*Set problem:* Would you quote every entry exactly, dropping only the pictures?

(Recorded data)
- - - - -

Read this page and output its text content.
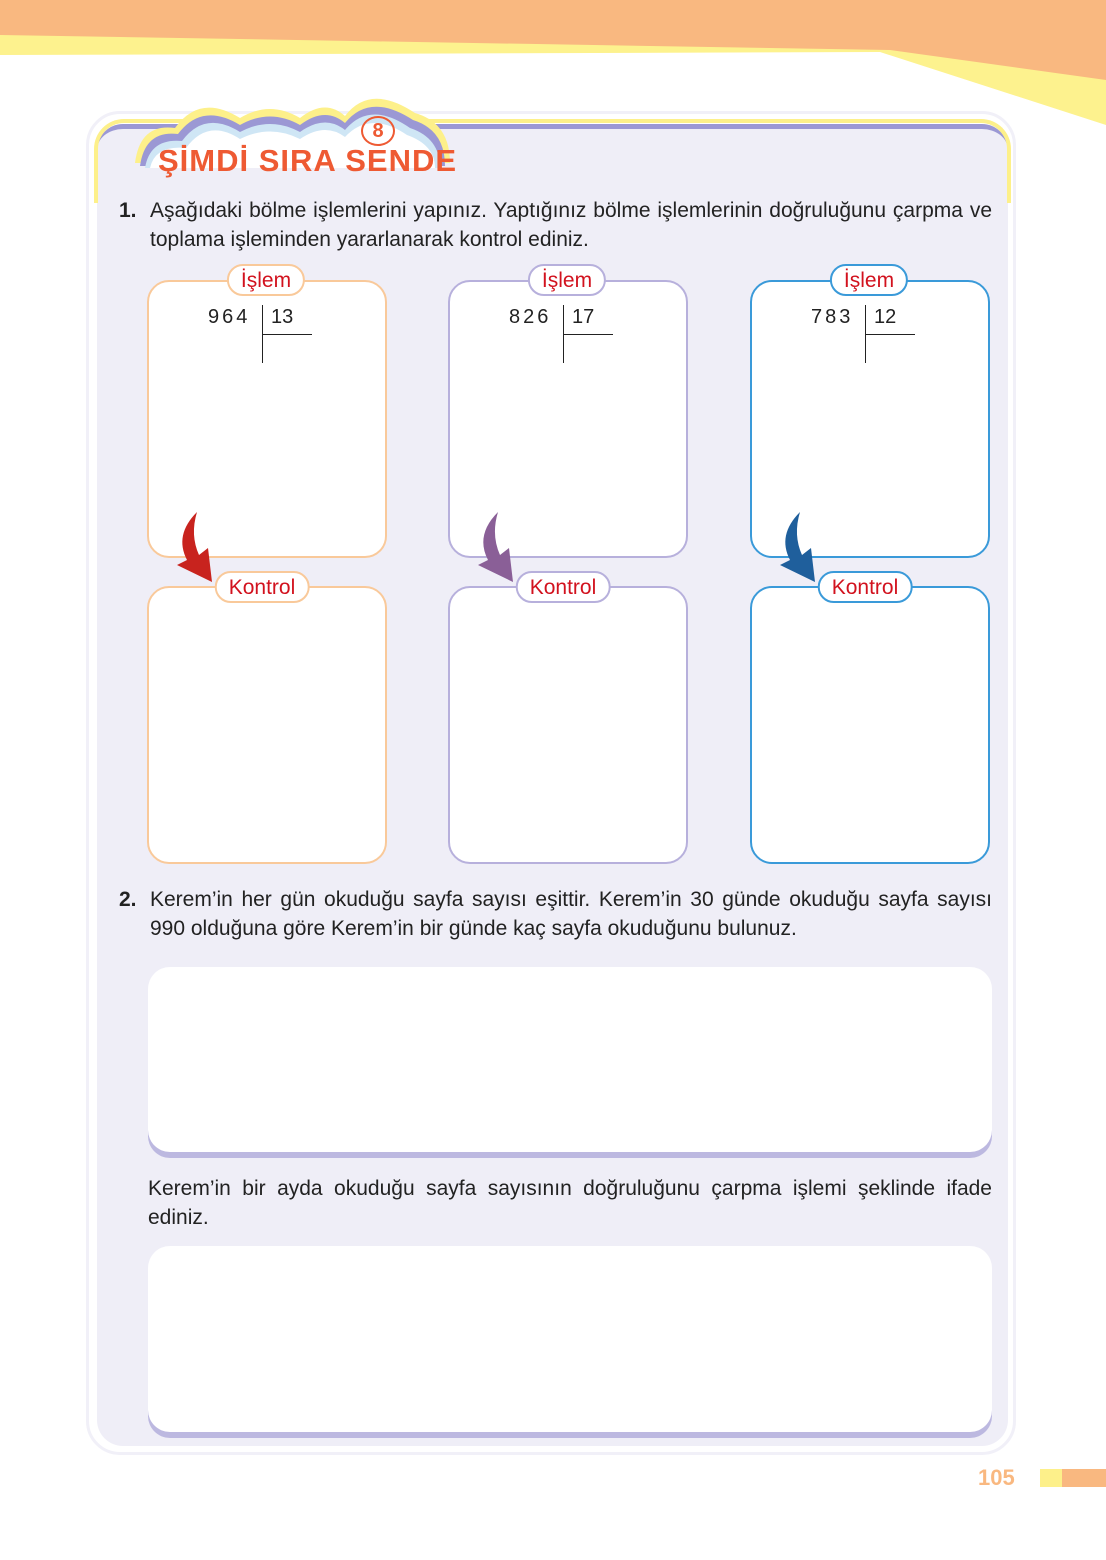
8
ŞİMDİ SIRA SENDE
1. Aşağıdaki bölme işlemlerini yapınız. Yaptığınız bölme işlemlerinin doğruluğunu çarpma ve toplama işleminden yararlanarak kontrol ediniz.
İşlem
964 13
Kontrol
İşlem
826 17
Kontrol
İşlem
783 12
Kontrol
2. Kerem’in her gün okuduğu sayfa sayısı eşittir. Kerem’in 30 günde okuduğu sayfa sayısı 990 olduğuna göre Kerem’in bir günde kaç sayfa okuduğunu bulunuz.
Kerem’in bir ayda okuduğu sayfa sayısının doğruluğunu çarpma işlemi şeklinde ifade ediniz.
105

- - - - -

*Problem solution:*
Read this page and output its text content.
8
ŞİMDİ SIRA SENDE
1. Aşağıdaki bölme işlemlerini yapınız. Yaptığınız bölme işlemlerinin doğruluğunu çarpma ve toplama işleminden yararlanarak kontrol ediniz.
İşlem
964 13
Kontrol
İşlem
826 17
Kontrol
İşlem
783 12
Kontrol
2. Kerem’in her gün okuduğu sayfa sayısı eşittir. Kerem’in 30 günde okuduğu sayfa sayısı 990 olduğuna göre Kerem’in bir günde kaç sayfa okuduğunu bulunuz.
Kerem’in bir ayda okuduğu sayfa sayısının doğruluğunu çarpma işlemi şeklinde ifade ediniz.
105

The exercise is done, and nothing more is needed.